• **Stored records**
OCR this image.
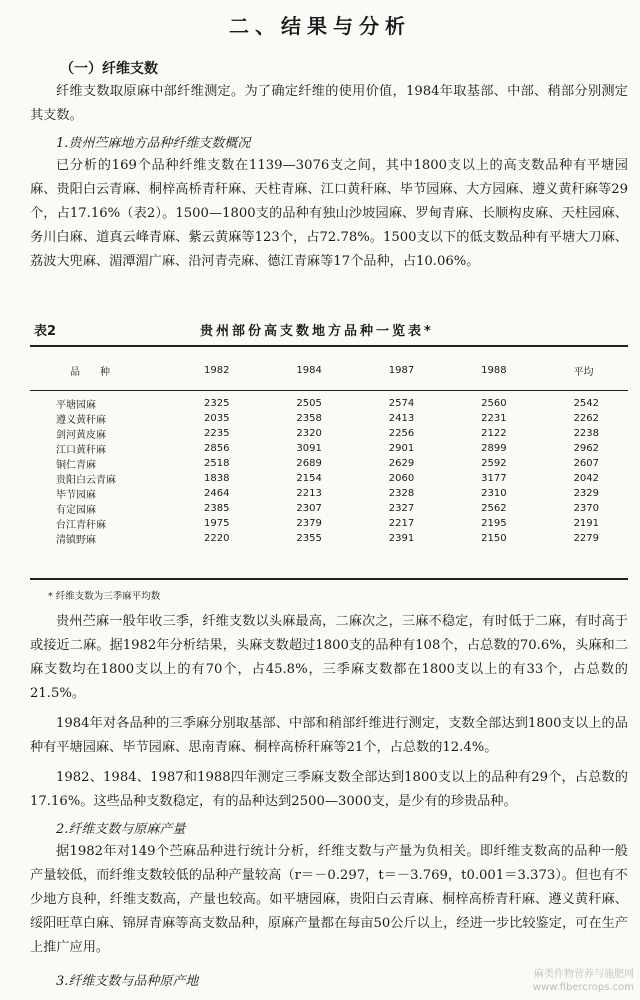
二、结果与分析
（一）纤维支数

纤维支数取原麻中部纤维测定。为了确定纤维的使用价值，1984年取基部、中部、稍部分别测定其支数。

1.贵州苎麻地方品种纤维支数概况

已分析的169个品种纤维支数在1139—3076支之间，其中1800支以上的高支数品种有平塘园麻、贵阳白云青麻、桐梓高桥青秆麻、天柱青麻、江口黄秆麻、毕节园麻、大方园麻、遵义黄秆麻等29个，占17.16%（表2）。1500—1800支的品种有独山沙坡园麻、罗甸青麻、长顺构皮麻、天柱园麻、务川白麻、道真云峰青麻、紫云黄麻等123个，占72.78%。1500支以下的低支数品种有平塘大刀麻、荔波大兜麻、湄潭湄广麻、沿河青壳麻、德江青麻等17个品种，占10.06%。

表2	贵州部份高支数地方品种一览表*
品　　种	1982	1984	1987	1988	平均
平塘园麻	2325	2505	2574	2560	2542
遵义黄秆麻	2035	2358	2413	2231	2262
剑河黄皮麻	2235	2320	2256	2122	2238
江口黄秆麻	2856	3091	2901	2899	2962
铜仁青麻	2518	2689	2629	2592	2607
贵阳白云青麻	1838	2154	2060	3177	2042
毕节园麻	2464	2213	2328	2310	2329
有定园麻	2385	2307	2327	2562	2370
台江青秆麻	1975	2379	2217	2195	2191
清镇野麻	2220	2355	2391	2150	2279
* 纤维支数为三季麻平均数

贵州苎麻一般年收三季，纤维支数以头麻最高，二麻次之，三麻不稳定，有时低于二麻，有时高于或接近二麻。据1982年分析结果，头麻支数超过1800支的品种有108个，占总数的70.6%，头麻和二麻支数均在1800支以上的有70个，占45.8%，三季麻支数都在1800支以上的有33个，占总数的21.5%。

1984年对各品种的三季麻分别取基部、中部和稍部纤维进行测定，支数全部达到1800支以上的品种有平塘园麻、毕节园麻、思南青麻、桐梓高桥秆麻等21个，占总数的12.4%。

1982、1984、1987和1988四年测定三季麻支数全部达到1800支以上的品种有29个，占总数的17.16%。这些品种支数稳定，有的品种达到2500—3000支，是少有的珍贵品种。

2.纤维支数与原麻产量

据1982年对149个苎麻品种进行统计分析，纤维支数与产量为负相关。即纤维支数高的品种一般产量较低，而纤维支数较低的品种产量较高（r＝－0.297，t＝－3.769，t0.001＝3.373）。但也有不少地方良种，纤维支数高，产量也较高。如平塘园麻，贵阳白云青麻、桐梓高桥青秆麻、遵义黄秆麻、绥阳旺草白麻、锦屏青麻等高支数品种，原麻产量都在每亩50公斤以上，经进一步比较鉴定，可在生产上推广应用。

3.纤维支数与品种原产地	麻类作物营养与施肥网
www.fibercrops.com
* * *
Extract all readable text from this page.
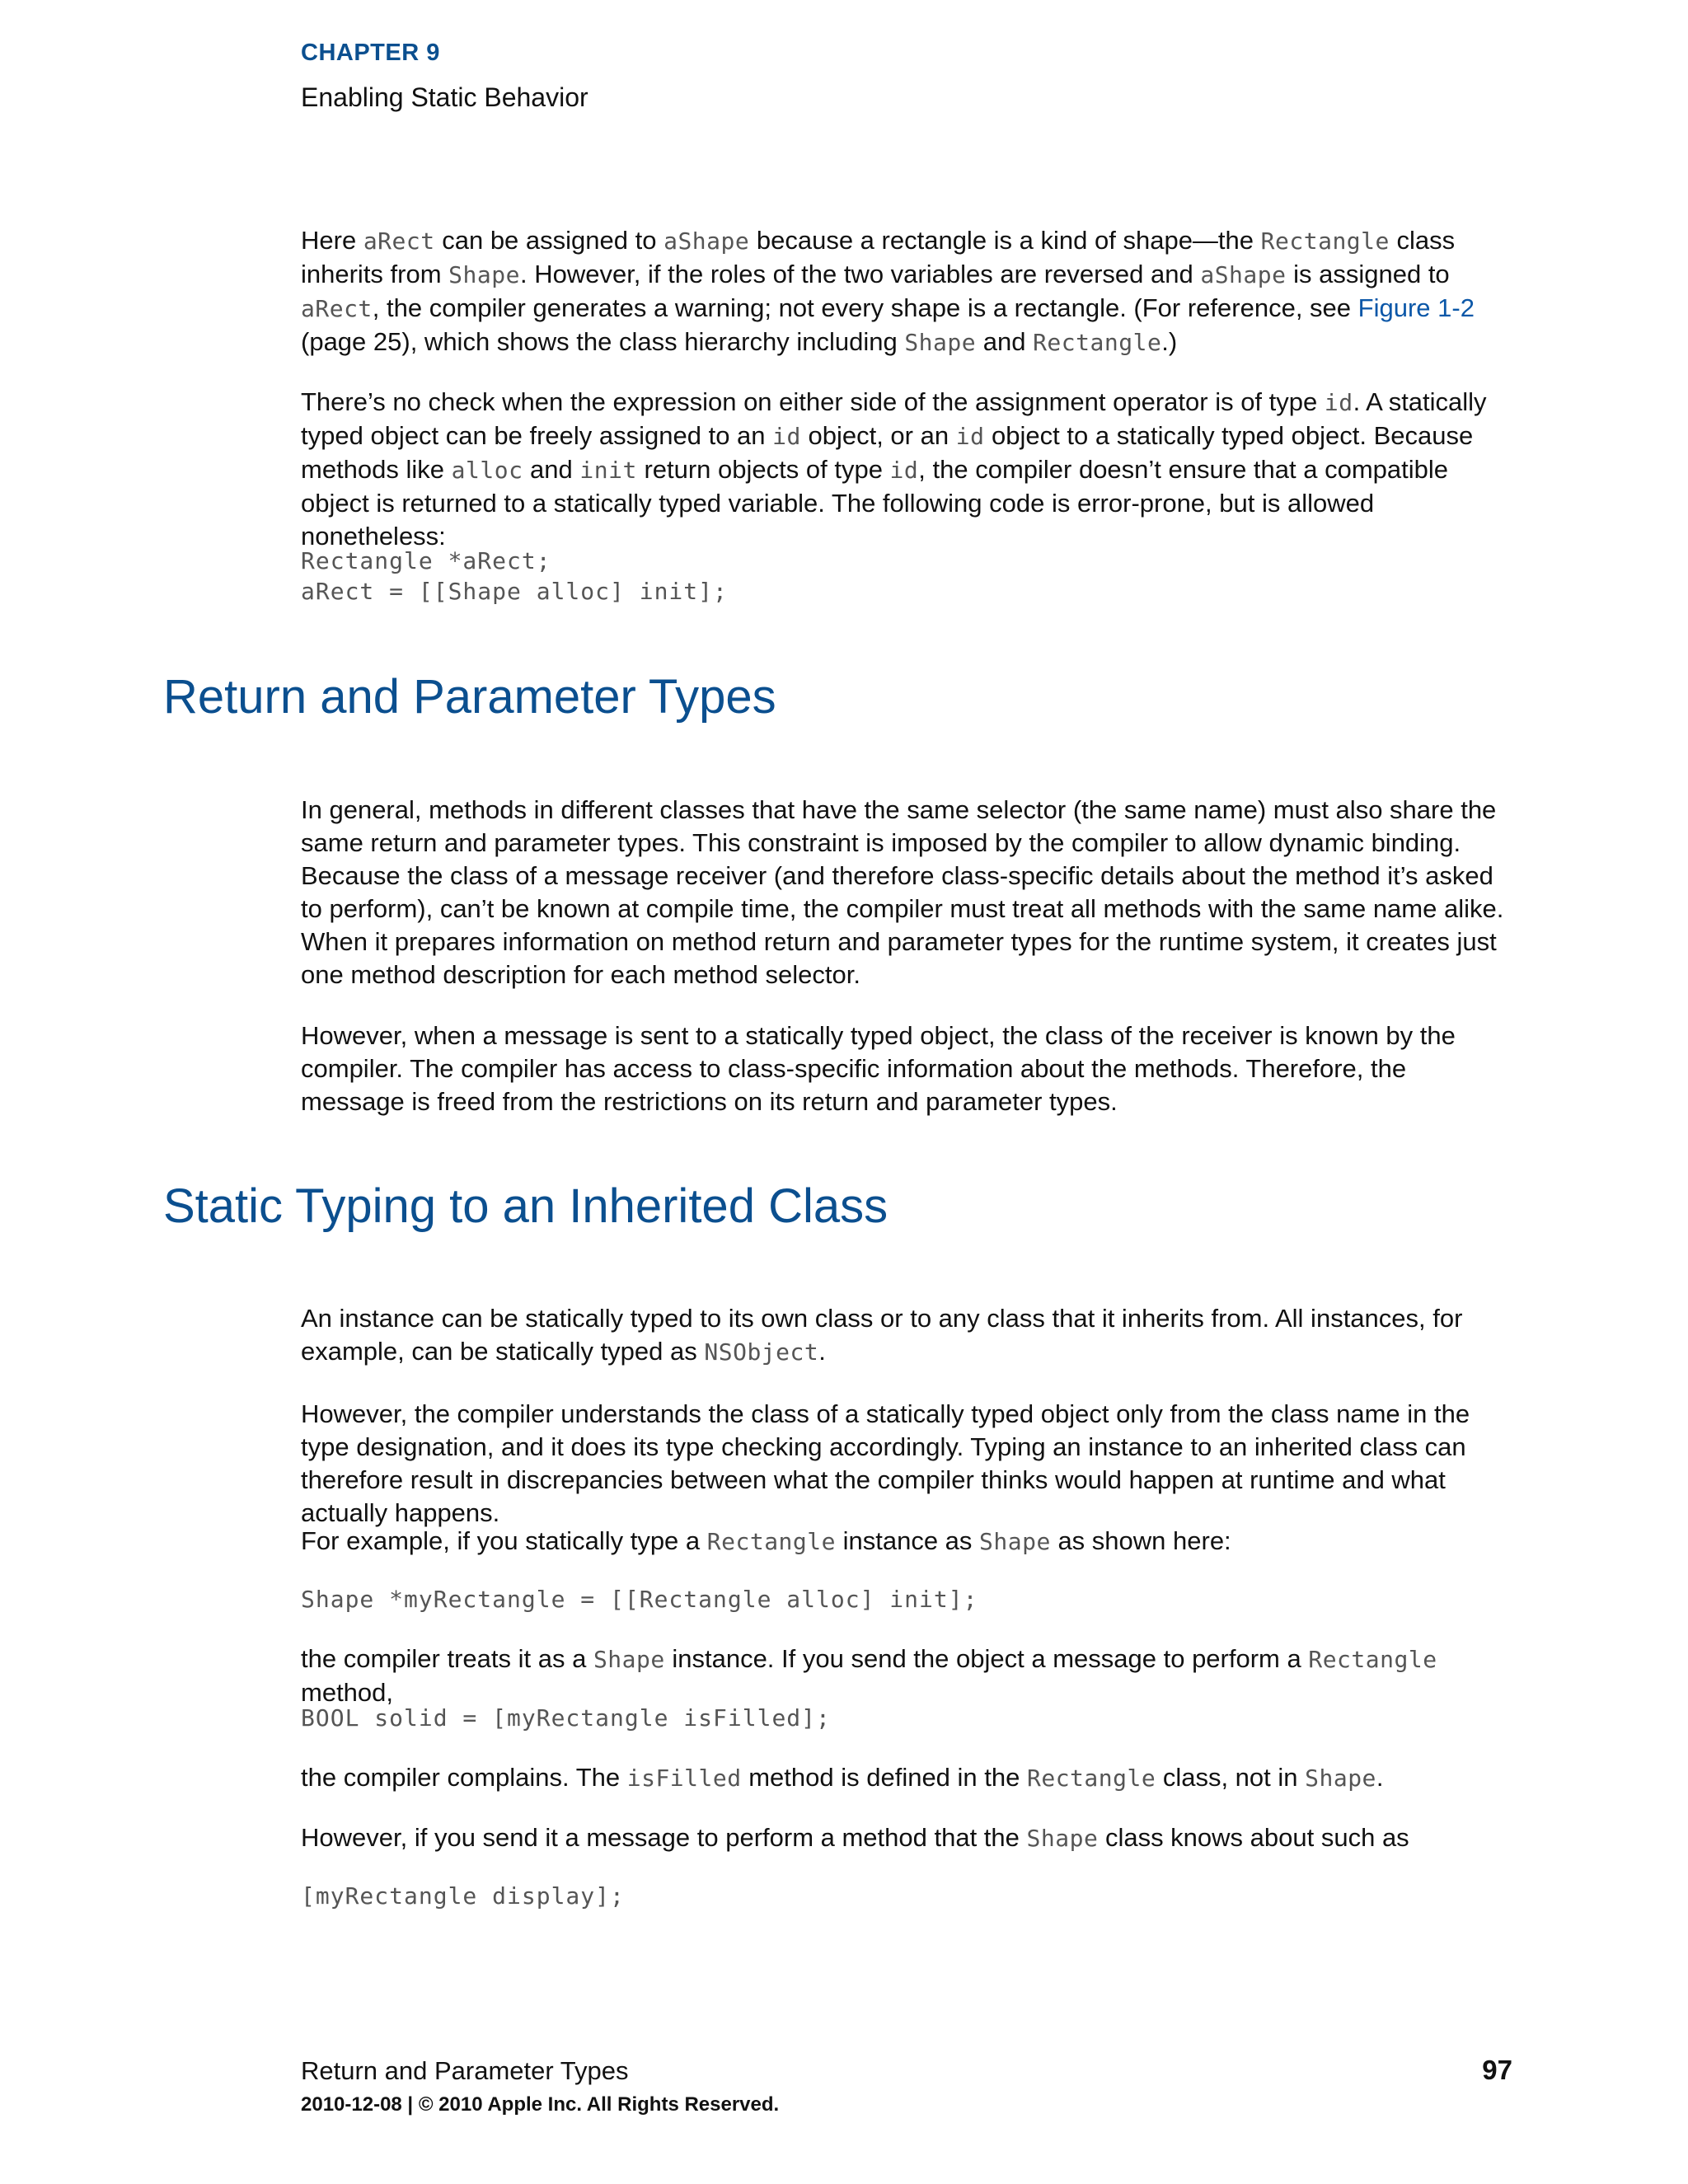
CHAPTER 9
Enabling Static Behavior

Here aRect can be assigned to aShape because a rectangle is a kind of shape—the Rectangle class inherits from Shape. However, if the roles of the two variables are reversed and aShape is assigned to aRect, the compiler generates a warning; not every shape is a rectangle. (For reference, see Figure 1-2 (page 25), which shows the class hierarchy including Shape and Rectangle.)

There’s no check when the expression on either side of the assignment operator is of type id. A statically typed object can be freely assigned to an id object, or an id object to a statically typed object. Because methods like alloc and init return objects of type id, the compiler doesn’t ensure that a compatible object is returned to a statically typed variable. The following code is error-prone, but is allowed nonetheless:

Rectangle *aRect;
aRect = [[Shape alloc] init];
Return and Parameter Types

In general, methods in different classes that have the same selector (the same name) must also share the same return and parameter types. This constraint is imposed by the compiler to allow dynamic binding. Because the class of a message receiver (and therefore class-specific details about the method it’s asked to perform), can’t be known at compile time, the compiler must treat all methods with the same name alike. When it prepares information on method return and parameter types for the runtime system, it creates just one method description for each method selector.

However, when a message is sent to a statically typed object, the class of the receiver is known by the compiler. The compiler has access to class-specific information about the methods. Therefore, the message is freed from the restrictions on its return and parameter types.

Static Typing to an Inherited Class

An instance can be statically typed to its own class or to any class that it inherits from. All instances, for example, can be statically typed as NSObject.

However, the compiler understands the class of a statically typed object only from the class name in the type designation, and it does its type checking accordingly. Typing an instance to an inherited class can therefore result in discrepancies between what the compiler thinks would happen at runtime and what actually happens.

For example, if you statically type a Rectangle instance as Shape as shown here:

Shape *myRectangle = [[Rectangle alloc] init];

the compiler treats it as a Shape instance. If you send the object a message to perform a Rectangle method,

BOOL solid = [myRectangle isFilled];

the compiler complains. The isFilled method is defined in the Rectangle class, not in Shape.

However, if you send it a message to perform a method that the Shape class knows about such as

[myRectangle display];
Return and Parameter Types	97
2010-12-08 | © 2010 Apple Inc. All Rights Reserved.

• **TO BE DONE**
Track down all lines above with the string "毕节园麻" and copy them.

• **WRITTEN REPLY**
已分析的169个品种纤维支数在1139—3076支之间，其中1800支以上的高支数品种有平塘园麻、贵阳白云青麻、桐梓高桥青秆麻、天柱青麻、江口黄秆麻、毕节园麻、大方园麻、遵义黄秆麻等29个，占17.16%（表2）。1500—1800支的品种有独山沙坡园麻、罗甸青麻、长顺构皮麻、天柱园麻、务川白麻、道真云峰青麻、紫云黄麻等123个，占72.78%。1500支以下的低支数品种有平塘大刀麻、荔波大兜麻、湄潭湄广麻、沿河青壳麻、德江青麻等17个品种，占10.06%。
毕节园麻	2464	2213	2328	2310	2329
1984年对各品种的三季麻分别取基部、中部和稍部纤维进行测定，支数全部达到1800支以上的品种有平塘园麻、毕节园麻、思南青麻、桐梓高桥秆麻等21个，占总数的12.4%。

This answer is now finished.